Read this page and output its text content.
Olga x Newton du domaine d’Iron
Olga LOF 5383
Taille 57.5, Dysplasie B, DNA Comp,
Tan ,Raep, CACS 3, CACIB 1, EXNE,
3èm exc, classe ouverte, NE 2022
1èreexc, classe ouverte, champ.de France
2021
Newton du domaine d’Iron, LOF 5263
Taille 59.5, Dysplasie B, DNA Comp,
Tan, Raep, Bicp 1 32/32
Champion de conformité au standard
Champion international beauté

########

### [AIM OF THE EXERCISE]
Copy each line holding the word "Comp" from the listing above.

### [WRITTEN SOLUTION]
Taille 57.5, Dysplasie B, DNA Comp,
Taille 59.5, Dysplasie B, DNA Comp,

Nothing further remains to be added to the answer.